> [Do this] Copy the records below exactly as they are written.

> [Excerpted records]

· · ·

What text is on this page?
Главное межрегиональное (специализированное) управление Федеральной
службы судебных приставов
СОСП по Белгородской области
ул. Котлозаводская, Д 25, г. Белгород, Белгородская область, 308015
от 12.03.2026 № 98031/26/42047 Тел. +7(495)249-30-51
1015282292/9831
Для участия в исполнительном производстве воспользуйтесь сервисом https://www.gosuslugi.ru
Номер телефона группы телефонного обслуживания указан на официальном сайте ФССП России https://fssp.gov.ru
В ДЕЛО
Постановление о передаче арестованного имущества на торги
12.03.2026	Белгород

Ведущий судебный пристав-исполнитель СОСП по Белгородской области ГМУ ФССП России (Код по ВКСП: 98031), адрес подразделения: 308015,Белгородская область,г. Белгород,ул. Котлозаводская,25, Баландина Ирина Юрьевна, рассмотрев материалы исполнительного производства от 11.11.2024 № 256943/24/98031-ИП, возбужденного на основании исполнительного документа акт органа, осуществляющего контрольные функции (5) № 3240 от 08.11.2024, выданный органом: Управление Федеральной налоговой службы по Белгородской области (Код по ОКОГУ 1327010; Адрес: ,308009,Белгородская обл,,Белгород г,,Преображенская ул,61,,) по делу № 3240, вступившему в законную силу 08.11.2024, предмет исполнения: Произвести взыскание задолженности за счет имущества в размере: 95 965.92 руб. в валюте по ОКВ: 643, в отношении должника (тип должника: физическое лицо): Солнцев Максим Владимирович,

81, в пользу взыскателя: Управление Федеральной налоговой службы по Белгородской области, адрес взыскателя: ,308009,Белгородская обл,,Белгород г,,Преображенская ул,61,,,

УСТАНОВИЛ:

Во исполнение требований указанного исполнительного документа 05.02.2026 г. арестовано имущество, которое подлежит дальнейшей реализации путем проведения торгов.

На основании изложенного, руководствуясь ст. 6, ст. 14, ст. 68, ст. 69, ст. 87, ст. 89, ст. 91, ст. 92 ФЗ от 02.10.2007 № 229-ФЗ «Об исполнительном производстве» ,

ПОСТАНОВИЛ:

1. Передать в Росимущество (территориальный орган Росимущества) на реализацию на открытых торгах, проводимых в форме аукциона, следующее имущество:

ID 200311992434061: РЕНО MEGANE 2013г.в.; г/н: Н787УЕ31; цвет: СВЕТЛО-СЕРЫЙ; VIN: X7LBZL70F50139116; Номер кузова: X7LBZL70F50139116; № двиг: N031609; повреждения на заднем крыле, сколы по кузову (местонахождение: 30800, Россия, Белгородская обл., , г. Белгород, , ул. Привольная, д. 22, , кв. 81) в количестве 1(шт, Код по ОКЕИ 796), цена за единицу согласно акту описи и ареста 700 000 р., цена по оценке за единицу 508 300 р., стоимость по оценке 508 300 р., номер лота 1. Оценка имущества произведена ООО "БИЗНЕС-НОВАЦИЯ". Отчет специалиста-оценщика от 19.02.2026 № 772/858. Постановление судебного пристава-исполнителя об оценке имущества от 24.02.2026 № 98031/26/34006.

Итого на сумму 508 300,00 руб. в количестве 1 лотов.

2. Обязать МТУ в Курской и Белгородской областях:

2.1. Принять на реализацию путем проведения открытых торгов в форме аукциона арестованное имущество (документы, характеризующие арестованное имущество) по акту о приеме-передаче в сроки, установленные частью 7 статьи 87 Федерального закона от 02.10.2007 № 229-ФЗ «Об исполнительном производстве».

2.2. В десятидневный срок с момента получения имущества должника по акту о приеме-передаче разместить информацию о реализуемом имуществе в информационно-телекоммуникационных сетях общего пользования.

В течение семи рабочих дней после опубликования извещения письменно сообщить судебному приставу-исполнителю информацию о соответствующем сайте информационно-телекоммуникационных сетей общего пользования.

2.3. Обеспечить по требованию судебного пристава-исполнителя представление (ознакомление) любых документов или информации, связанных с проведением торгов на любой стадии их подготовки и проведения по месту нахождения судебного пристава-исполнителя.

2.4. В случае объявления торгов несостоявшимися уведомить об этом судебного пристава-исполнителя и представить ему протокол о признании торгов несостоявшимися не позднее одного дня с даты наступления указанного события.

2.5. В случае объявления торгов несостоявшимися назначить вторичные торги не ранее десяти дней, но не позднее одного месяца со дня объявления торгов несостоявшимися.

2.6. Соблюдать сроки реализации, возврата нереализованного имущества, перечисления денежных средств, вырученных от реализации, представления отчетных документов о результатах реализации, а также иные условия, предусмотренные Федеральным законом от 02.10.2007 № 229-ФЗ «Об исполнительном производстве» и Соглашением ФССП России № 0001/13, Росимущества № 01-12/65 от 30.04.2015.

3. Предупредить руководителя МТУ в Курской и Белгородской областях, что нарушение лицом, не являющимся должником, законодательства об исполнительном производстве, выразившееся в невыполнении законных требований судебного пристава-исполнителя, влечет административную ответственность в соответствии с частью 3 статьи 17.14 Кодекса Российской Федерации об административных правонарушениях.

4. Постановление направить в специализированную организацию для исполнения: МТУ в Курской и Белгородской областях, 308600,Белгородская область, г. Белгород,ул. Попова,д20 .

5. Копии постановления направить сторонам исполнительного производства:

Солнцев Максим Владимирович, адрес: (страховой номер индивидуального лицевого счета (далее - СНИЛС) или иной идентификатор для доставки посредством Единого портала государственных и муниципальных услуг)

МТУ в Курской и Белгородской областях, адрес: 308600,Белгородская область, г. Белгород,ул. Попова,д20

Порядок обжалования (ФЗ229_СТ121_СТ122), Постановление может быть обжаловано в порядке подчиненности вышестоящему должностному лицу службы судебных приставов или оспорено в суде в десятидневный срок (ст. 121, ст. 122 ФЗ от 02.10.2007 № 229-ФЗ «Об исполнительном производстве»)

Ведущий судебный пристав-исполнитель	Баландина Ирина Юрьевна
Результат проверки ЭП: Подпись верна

· · ·

> [Answer for the task]
What text is on this page?
Главное межрегиональное (специализированное) управление Федеральной
службы судебных приставов
СОСП по Белгородской области
ул. Котлозаводская, Д 25, г. Белгород, Белгородская область, 308015
от 12.03.2026 № 98031/26/42047 Тел. +7(495)249-30-51
1015282292/9831
Для участия в исполнительном производстве воспользуйтесь сервисом https://www.gosuslugi.ru
Номер телефона группы телефонного обслуживания указан на официальном сайте ФССП России https://fssp.gov.ru
В ДЕЛО
Постановление о передаче арестованного имущества на торги
12.03.2026	Белгород

Ведущий судебный пристав-исполнитель СОСП по Белгородской области ГМУ ФССП России (Код по ВКСП: 98031), адрес подразделения: 308015,Белгородская область,г. Белгород,ул. Котлозаводская,25, Баландина Ирина Юрьевна, рассмотрев материалы исполнительного производства от 11.11.2024 № 256943/24/98031-ИП, возбужденного на основании исполнительного документа акт органа, осуществляющего контрольные функции (5) № 3240 от 08.11.2024, выданный органом: Управление Федеральной налоговой службы по Белгородской области (Код по ОКОГУ 1327010; Адрес: ,308009,Белгородская обл,,Белгород г,,Преображенская ул,61,,) по делу № 3240, вступившему в законную силу 08.11.2024, предмет исполнения: Произвести взыскание задолженности за счет имущества в размере: 95 965.92 руб. в валюте по ОКВ: 643, в отношении должника (тип должника: физическое лицо): Солнцев Максим Владимирович,

81, в пользу взыскателя: Управление Федеральной налоговой службы по Белгородской области, адрес взыскателя: ,308009,Белгородская обл,,Белгород г,,Преображенская ул,61,,,

УСТАНОВИЛ:

Во исполнение требований указанного исполнительного документа 05.02.2026 г. арестовано имущество, которое подлежит дальнейшей реализации путем проведения торгов.

На основании изложенного, руководствуясь ст. 6, ст. 14, ст. 68, ст. 69, ст. 87, ст. 89, ст. 91, ст. 92 ФЗ от 02.10.2007 № 229-ФЗ «Об исполнительном производстве» ,

ПОСТАНОВИЛ:

1. Передать в Росимущество (территориальный орган Росимущества) на реализацию на открытых торгах, проводимых в форме аукциона, следующее имущество:

ID 200311992434061: РЕНО MEGANE 2013г.в.; г/н: Н787УЕ31; цвет: СВЕТЛО-СЕРЫЙ; VIN: X7LBZL70F50139116; Номер кузова: X7LBZL70F50139116; № двиг: N031609; повреждения на заднем крыле, сколы по кузову (местонахождение: 30800, Россия, Белгородская обл., , г. Белгород, , ул. Привольная, д. 22, , кв. 81) в количестве 1(шт, Код по ОКЕИ 796), цена за единицу согласно акту описи и ареста 700 000 р., цена по оценке за единицу 508 300 р., стоимость по оценке 508 300 р., номер лота 1. Оценка имущества произведена ООО "БИЗНЕС-НОВАЦИЯ". Отчет специалиста-оценщика от 19.02.2026 № 772/858. Постановление судебного пристава-исполнителя об оценке имущества от 24.02.2026 № 98031/26/34006.

Итого на сумму 508 300,00 руб. в количестве 1 лотов.

2. Обязать МТУ в Курской и Белгородской областях:

2.1. Принять на реализацию путем проведения открытых торгов в форме аукциона арестованное имущество (документы, характеризующие арестованное имущество) по акту о приеме-передаче в сроки, установленные частью 7 статьи 87 Федерального закона от 02.10.2007 № 229-ФЗ «Об исполнительном производстве».

2.2. В десятидневный срок с момента получения имущества должника по акту о приеме-передаче разместить информацию о реализуемом имуществе в информационно-телекоммуникационных сетях общего пользования.

В течение семи рабочих дней после опубликования извещения письменно сообщить судебному приставу-исполнителю информацию о соответствующем сайте информационно-телекоммуникационных сетей общего пользования.

2.3. Обеспечить по требованию судебного пристава-исполнителя представление (ознакомление) любых документов или информации, связанных с проведением торгов на любой стадии их подготовки и проведения по месту нахождения судебного пристава-исполнителя.

2.4. В случае объявления торгов несостоявшимися уведомить об этом судебного пристава-исполнителя и представить ему протокол о признании торгов несостоявшимися не позднее одного дня с даты наступления указанного события.

2.5. В случае объявления торгов несостоявшимися назначить вторичные торги не ранее десяти дней, но не позднее одного месяца со дня объявления торгов несостоявшимися.

2.6. Соблюдать сроки реализации, возврата нереализованного имущества, перечисления денежных средств, вырученных от реализации, представления отчетных документов о результатах реализации, а также иные условия, предусмотренные Федеральным законом от 02.10.2007 № 229-ФЗ «Об исполнительном производстве» и Соглашением ФССП России № 0001/13, Росимущества № 01-12/65 от 30.04.2015.

3. Предупредить руководителя МТУ в Курской и Белгородской областях, что нарушение лицом, не являющимся должником, законодательства об исполнительном производстве, выразившееся в невыполнении законных требований судебного пристава-исполнителя, влечет административную ответственность в соответствии с частью 3 статьи 17.14 Кодекса Российской Федерации об административных правонарушениях.

4. Постановление направить в специализированную организацию для исполнения: МТУ в Курской и Белгородской областях, 308600,Белгородская область, г. Белгород,ул. Попова,д20 .

5. Копии постановления направить сторонам исполнительного производства:

Солнцев Максим Владимирович, адрес: (страховой номер индивидуального лицевого счета (далее - СНИЛС) или иной идентификатор для доставки посредством Единого портала государственных и муниципальных услуг)

МТУ в Курской и Белгородской областях, адрес: 308600,Белгородская область, г. Белгород,ул. Попова,д20

Порядок обжалования (ФЗ229_СТ121_СТ122), Постановление может быть обжаловано в порядке подчиненности вышестоящему должностному лицу службы судебных приставов или оспорено в суде в десятидневный срок (ст. 121, ст. 122 ФЗ от 02.10.2007 № 229-ФЗ «Об исполнительном производстве»)

Ведущий судебный пристав-исполнитель	Баландина Ирина Юрьевна
Результат проверки ЭП: Подпись верна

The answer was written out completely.